##### INPUT
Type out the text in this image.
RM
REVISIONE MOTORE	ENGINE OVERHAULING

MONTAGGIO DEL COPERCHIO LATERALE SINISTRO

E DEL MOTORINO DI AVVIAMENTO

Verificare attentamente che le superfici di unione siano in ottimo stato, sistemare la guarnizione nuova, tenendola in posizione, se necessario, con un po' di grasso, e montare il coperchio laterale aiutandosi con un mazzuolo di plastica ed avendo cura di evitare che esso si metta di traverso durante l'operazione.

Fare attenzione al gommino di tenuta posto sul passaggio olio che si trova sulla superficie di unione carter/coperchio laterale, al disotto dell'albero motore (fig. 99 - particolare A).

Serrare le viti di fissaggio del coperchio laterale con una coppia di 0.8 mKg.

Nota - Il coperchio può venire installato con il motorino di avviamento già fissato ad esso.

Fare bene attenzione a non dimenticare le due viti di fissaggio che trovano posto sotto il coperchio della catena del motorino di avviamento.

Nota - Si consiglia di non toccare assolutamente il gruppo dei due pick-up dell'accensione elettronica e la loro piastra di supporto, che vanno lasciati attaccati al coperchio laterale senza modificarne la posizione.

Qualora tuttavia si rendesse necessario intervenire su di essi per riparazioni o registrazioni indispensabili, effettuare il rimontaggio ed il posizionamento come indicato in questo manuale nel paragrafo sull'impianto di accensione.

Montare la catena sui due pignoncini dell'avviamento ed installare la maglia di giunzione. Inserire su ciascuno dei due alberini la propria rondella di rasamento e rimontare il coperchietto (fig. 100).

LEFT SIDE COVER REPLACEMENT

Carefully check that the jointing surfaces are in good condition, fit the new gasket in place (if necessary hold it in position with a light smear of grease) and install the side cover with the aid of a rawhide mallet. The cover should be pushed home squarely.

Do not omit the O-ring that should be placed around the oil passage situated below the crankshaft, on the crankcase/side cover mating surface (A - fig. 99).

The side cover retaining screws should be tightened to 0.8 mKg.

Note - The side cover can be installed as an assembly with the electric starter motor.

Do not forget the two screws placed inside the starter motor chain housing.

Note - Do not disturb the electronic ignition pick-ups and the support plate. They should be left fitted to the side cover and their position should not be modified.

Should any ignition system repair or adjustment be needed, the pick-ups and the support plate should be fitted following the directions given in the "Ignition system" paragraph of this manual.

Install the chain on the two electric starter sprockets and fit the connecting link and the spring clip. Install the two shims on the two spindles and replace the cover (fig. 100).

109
##########
DESCRIPTION OF THE TASK. The word "catena" may turn up on some lines of these records; say how many, with no other words.

TASK OUTPUT. 2